Work instructions
Scan the data beneath this task and copy each line that includes "prohibited".

Supplied data
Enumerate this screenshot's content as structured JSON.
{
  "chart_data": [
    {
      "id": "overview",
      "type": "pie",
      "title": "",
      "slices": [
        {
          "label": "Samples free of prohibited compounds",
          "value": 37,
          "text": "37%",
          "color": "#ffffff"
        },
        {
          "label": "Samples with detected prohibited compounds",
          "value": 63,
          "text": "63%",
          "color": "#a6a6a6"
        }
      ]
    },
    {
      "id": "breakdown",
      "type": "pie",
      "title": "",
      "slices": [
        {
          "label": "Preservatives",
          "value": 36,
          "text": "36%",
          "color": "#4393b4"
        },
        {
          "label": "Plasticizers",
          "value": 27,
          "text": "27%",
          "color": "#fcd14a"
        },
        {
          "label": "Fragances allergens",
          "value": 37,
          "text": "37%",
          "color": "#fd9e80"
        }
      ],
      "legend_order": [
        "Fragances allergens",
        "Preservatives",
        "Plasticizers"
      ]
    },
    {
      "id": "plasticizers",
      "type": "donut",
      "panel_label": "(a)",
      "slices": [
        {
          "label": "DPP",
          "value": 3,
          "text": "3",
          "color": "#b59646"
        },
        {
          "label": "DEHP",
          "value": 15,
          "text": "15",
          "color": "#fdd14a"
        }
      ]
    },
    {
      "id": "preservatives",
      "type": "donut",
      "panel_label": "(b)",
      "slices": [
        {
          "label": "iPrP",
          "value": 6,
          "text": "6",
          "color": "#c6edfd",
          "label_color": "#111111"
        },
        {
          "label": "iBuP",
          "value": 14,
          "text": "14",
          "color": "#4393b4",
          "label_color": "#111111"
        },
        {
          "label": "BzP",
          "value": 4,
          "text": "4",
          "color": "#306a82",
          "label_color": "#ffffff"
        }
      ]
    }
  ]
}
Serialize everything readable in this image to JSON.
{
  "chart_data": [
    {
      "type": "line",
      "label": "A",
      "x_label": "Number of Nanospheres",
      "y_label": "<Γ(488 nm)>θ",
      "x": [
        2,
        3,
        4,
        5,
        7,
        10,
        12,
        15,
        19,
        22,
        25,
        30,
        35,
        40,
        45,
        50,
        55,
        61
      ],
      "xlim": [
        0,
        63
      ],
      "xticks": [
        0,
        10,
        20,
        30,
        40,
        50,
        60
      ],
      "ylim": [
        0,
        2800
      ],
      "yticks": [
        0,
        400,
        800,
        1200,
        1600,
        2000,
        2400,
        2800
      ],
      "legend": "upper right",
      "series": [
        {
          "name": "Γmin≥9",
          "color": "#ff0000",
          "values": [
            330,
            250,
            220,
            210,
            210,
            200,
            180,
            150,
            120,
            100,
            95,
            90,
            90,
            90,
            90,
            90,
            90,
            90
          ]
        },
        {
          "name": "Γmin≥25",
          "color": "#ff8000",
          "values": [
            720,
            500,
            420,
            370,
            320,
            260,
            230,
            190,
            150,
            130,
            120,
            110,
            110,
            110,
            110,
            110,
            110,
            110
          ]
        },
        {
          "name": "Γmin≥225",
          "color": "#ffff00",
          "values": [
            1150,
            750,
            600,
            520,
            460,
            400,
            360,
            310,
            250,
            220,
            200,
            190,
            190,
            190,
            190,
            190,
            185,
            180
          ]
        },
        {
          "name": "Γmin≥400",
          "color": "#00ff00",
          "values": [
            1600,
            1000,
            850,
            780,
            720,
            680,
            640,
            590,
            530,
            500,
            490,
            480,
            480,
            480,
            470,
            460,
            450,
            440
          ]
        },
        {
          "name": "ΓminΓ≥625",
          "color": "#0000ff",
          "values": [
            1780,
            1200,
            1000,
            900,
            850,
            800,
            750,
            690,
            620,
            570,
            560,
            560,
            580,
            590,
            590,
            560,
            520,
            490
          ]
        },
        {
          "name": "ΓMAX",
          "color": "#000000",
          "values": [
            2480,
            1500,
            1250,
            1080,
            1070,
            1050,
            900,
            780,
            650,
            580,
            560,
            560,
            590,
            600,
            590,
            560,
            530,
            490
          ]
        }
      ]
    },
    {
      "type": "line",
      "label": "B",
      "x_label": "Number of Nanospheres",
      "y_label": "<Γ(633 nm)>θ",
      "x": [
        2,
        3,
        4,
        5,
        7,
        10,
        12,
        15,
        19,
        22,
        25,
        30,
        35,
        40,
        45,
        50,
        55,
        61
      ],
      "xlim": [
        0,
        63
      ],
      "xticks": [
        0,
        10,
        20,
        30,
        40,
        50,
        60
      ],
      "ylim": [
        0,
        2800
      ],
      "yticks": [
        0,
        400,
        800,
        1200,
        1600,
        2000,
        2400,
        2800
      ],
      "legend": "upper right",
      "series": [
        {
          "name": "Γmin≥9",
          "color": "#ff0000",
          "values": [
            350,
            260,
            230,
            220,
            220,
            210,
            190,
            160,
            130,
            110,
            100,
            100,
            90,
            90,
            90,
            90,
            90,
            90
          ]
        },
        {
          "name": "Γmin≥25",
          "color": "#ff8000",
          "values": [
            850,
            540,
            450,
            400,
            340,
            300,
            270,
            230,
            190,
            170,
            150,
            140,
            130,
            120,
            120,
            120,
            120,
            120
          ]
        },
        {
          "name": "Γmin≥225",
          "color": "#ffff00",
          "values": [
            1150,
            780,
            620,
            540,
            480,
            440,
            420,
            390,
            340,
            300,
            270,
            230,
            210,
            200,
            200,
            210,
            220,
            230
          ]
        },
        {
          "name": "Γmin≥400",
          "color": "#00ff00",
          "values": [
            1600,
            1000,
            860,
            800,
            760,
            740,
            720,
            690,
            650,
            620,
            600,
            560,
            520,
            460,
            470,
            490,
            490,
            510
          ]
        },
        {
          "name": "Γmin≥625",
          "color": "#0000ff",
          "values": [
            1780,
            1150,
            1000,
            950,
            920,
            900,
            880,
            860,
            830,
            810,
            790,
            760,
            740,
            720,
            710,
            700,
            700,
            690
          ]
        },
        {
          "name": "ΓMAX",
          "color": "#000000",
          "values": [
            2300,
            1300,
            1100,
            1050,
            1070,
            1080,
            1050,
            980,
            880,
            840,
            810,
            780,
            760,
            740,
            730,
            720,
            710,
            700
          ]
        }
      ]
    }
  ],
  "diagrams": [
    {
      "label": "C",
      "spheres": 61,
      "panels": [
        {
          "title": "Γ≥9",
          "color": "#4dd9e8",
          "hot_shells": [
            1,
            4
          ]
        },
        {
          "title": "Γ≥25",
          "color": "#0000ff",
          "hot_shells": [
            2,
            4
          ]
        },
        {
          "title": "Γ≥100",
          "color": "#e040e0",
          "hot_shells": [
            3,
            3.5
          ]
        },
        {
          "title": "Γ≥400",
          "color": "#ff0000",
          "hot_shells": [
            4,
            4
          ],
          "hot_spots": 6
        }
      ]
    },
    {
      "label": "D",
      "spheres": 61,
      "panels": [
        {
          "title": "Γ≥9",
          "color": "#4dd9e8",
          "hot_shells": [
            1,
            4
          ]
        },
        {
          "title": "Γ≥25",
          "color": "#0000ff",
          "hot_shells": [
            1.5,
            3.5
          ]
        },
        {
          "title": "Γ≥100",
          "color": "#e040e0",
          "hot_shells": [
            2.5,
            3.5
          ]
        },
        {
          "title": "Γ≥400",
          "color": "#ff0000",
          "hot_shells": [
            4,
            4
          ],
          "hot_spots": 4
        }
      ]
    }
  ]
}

Finished exercise
          "label": "Samples free of prohibited compounds",
          "label": "Samples with detected prohibited compounds",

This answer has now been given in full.